__WHAT IS REQUIRED__.
Every line that contains the word "Hưng" should be copied.

__GIVEN DATA__.
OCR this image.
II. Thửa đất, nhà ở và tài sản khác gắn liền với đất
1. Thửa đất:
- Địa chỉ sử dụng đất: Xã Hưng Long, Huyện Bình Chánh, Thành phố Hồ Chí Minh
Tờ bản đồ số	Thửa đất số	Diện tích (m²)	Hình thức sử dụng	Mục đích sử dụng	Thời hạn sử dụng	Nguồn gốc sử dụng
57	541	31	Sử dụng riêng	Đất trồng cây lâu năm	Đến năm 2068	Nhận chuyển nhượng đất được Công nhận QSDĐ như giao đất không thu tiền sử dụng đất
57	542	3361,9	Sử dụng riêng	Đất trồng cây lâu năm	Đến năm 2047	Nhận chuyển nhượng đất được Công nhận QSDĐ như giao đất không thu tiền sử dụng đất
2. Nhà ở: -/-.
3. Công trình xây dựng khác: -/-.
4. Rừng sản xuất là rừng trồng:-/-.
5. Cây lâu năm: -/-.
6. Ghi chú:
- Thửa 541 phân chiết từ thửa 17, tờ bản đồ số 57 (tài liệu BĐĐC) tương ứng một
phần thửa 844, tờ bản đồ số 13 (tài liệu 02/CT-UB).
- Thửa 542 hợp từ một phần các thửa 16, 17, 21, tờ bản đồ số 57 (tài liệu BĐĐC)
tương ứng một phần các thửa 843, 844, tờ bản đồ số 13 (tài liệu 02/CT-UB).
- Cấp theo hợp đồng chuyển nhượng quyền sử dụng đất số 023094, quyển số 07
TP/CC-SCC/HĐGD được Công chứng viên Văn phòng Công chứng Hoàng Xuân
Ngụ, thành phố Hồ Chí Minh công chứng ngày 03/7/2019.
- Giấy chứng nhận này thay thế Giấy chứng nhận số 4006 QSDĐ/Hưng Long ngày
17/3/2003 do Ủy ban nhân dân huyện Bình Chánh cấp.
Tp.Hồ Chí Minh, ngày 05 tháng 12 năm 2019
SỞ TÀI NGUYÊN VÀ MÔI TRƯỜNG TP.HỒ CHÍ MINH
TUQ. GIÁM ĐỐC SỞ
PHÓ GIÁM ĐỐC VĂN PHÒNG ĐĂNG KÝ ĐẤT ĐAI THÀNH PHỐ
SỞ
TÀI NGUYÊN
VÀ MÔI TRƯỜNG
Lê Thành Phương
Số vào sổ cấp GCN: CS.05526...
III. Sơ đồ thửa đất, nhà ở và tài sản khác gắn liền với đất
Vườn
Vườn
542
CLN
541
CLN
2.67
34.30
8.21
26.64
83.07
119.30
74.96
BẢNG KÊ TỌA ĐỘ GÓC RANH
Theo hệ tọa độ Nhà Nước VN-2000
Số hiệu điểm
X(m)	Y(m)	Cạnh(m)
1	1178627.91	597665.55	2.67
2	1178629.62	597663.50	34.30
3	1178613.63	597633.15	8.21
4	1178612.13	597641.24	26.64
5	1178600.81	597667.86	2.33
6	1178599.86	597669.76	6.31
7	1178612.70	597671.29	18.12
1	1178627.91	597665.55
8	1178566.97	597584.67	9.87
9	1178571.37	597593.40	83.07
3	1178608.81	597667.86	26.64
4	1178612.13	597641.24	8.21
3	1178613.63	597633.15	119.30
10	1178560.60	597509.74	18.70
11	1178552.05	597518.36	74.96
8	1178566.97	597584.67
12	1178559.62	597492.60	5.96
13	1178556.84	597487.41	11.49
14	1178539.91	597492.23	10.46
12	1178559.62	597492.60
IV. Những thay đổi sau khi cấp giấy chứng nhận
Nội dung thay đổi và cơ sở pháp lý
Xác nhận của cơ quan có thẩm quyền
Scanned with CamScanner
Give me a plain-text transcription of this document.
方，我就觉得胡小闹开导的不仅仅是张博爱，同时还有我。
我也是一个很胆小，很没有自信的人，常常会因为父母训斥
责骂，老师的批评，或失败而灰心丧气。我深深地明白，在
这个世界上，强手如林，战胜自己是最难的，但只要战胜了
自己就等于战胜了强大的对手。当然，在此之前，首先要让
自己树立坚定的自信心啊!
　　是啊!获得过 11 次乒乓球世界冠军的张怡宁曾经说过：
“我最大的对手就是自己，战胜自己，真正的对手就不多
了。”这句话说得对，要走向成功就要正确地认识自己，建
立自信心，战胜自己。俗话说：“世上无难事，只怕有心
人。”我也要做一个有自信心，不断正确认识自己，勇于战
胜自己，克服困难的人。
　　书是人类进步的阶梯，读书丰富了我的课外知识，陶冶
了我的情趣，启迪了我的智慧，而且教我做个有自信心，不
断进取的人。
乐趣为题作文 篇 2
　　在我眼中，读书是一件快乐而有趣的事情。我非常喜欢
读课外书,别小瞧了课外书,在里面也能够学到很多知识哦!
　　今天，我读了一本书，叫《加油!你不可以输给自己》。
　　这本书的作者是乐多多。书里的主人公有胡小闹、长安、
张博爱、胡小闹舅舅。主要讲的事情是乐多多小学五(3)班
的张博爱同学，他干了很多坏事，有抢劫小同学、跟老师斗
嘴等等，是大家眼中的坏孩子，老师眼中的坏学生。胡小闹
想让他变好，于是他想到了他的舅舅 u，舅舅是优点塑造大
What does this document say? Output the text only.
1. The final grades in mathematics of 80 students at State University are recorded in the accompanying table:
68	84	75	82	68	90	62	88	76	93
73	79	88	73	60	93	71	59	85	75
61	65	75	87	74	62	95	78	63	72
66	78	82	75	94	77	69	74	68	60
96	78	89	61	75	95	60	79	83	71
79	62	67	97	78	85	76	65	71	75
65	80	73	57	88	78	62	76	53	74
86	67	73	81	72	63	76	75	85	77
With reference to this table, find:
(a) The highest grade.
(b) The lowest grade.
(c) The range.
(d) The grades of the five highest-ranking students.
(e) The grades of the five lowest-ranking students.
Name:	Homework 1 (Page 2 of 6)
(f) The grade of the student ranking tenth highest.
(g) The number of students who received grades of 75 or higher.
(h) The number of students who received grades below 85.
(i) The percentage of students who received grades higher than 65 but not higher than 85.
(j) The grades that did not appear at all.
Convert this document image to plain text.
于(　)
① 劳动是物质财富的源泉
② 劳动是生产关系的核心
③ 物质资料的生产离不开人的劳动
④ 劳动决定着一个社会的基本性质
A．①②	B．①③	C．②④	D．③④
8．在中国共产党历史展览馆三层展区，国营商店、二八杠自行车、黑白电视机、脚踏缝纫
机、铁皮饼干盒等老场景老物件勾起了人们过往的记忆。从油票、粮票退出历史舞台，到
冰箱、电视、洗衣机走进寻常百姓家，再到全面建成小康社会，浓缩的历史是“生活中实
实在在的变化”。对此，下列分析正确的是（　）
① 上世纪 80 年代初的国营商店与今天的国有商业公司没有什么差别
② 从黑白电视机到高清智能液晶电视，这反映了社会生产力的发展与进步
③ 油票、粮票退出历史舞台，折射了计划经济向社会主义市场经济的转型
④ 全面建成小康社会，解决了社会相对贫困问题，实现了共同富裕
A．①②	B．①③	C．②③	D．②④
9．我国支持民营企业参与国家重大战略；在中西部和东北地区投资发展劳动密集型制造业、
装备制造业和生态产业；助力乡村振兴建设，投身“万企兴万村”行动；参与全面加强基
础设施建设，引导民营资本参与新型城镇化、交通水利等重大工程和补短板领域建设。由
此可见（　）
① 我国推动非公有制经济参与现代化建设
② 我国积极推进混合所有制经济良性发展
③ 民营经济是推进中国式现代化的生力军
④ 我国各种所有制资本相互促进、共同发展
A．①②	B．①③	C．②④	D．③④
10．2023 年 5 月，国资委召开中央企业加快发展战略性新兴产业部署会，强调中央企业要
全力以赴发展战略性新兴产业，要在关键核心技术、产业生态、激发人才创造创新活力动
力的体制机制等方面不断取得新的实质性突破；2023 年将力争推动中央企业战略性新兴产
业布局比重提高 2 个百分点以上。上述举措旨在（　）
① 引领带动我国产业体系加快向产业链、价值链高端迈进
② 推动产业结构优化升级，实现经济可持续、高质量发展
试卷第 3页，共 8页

__ANSWER FOR THE TASK__.
- Địa chỉ sử dụng đất: Xã Hưng Long, Huyện Bình Chánh, Thành phố Hồ Chí Minh
- Giấy chứng nhận này thay thế Giấy chứng nhận số 4006 QSDĐ/Hưng Long ngày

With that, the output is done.